**Consigne 1:** Recopiez les enregistrements du début jusqu'à la ligne contenant "colorbar-cell xyxy=(980,889,1014,915)", incluse, en renommant "colorbar-cell" en "colorbar-swatch" et sans rien changer d'autre.

**Extrait du texte:**
-- -- --

Outils d’observation
Détail qui n’en est pas un : les animaux ne voient pas l’autoroute, la lumière des véhicules les perturbe moins. La faune naturelle et la faune motorisée se croisent… sans se voir. Et la sécurité de chacun est préservée. « Nous avons dressé des palissades avec des écrans occultants », précise François Pich, qui consacre aussi une partie de son temps à détecter des problématiques qui demandent un œil d’expert et dépasse le seul périmètre des écoponts. Il arrive parfois de constater, sur un viaduc, une anfractuosité qui incite la chauve-souris à en faire son refuge. On doit alors la rendre imperméable, pour le bien de l’animal. Parfois aussi, on perce en sous-sol pour y glisser une buse sous l’autoroute, et permettre le passage du blaireau et du sanglier ou de tout autre animal qui a la chance de ne pas être… claustrophobe.

-- -- --

**Enregistrements:**

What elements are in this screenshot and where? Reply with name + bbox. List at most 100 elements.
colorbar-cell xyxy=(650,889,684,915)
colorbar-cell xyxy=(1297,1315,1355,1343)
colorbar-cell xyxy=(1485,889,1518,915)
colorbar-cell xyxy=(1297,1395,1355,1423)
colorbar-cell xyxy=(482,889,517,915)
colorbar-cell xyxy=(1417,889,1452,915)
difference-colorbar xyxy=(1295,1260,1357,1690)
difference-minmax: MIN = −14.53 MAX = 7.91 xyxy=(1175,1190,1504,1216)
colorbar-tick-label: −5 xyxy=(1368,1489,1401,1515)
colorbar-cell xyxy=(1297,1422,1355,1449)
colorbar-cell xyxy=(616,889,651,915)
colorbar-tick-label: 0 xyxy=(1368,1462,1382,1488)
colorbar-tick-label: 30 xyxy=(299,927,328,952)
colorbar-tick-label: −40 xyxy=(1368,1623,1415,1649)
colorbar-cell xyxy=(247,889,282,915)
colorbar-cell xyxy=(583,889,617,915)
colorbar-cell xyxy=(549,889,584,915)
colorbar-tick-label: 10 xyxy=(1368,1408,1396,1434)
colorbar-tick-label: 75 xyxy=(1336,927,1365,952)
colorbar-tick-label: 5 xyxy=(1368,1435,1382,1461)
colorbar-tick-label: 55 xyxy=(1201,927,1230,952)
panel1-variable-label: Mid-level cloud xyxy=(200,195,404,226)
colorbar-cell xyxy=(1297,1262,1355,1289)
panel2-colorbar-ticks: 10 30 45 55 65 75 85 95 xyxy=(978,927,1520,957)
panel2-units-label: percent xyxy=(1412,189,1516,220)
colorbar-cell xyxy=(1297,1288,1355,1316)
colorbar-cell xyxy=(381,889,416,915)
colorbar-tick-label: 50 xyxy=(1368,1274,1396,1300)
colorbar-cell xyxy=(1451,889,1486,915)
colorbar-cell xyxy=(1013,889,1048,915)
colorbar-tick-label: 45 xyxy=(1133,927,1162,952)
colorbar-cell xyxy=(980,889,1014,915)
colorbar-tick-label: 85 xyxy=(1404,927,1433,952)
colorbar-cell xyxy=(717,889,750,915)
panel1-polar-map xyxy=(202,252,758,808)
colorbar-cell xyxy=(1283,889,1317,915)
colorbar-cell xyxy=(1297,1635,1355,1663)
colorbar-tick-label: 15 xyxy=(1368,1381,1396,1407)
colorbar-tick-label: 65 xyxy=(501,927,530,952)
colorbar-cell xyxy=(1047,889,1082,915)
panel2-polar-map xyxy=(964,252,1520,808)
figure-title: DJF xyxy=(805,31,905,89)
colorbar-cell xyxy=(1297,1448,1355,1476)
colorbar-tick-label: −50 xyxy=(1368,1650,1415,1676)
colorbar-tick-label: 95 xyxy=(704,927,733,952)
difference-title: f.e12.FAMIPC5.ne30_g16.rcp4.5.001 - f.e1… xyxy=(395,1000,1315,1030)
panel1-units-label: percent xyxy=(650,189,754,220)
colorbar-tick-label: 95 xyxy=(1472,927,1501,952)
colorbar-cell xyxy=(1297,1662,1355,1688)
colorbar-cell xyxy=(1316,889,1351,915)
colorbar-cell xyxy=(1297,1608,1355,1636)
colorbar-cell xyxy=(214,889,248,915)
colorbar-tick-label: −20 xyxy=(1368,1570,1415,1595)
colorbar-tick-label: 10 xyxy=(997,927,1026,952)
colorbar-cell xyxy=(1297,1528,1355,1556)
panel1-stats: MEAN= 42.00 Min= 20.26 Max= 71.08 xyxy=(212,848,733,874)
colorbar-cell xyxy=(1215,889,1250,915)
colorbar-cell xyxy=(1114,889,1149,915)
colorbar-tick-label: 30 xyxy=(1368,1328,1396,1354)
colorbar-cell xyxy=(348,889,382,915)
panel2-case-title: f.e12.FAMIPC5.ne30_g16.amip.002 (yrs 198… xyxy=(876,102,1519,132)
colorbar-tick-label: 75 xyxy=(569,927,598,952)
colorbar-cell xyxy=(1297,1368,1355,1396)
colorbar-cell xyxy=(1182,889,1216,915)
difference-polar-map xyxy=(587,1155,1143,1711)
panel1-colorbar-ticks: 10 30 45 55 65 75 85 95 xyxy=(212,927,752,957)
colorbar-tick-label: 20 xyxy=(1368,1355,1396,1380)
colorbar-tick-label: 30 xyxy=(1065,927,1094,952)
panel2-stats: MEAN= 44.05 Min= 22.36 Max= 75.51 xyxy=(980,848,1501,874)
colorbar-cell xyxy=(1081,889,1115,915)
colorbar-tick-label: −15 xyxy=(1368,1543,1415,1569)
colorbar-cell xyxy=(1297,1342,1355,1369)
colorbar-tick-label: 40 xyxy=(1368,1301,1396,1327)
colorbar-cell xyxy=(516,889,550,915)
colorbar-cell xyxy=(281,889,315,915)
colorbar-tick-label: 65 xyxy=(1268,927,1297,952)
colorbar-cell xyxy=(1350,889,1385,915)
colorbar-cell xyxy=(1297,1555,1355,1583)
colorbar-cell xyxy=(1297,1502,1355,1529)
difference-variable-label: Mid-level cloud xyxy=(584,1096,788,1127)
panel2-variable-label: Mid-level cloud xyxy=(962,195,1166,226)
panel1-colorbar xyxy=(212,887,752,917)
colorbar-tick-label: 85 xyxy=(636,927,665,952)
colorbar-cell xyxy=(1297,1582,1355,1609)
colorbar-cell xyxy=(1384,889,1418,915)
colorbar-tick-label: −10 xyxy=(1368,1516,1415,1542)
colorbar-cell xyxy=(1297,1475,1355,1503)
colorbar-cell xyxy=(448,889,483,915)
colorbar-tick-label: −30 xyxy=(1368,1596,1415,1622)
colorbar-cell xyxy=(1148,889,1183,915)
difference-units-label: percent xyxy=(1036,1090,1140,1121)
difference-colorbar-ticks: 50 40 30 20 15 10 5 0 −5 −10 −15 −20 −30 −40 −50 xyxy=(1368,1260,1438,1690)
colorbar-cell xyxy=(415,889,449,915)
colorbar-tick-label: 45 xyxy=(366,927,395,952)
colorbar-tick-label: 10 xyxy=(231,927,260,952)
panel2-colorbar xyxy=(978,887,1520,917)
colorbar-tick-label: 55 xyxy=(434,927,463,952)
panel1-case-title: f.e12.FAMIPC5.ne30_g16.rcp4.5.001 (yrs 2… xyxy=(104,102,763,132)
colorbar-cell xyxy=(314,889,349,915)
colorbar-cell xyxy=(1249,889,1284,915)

-- -- --

**Consigne 2:** Prolongez l'extrait sur les aménagements pour la faune le long de l'autoroute en reprenant après sa dernière phrase.

**Réponse 1:**
What elements are in this screenshot and where? Reply with name + bbox. List at most 100 elements.
colorbar-swatch xyxy=(650,889,684,915)
colorbar-swatch xyxy=(1297,1315,1355,1343)
colorbar-swatch xyxy=(1485,889,1518,915)
colorbar-swatch xyxy=(1297,1395,1355,1423)
colorbar-swatch xyxy=(482,889,517,915)
colorbar-swatch xyxy=(1417,889,1452,915)
difference-colorbar xyxy=(1295,1260,1357,1690)
difference-minmax: MIN = −14.53 MAX = 7.91 xyxy=(1175,1190,1504,1216)
colorbar-tick-label: −5 xyxy=(1368,1489,1401,1515)
colorbar-swatch xyxy=(1297,1422,1355,1449)
colorbar-swatch xyxy=(616,889,651,915)
colorbar-tick-label: 0 xyxy=(1368,1462,1382,1488)
colorbar-tick-label: 30 xyxy=(299,927,328,952)
colorbar-tick-label: −40 xyxy=(1368,1623,1415,1649)
colorbar-swatch xyxy=(247,889,282,915)
colorbar-swatch xyxy=(583,889,617,915)
colorbar-swatch xyxy=(549,889,584,915)
colorbar-tick-label: 10 xyxy=(1368,1408,1396,1434)
colorbar-tick-label: 75 xyxy=(1336,927,1365,952)
colorbar-tick-label: 5 xyxy=(1368,1435,1382,1461)
colorbar-tick-label: 55 xyxy=(1201,927,1230,952)
panel1-variable-label: Mid-level cloud xyxy=(200,195,404,226)
colorbar-swatch xyxy=(1297,1262,1355,1289)
panel2-colorbar-ticks: 10 30 45 55 65 75 85 95 xyxy=(978,927,1520,957)
panel2-units-label: percent xyxy=(1412,189,1516,220)
colorbar-swatch xyxy=(1297,1288,1355,1316)
colorbar-swatch xyxy=(381,889,416,915)
colorbar-tick-label: 50 xyxy=(1368,1274,1396,1300)
colorbar-swatch xyxy=(1451,889,1486,915)
colorbar-swatch xyxy=(1013,889,1048,915)
colorbar-tick-label: 45 xyxy=(1133,927,1162,952)
colorbar-swatch xyxy=(980,889,1014,915)

**Réponse 2:**
Les écoponts, quant à eux, deviennent de beaux outils d’observation. Des caméras dissimulées se déclenchent à chaque passage et les comptabilisent. Des dispositifs de suivi des passages de la faune complètent l’information. « On fait appel à l’ADN écologique, on prélève de l’eau et on l’envoie au labo, cela permet de détecter la présence de petits spécimens comme certaines espèces de triton », poursuit le spécialiste. L’écopont peut aussi être favorable au déplacement des… chauve-souris. « Elles ont en effet besoin d’être guidées par des structures qui renvoient les ultra-sons émis et qui lui permettent de s’orienter, l’écopont recrée cela. » Plus vivant que l’écopont, c’est une évidence, y’a pas !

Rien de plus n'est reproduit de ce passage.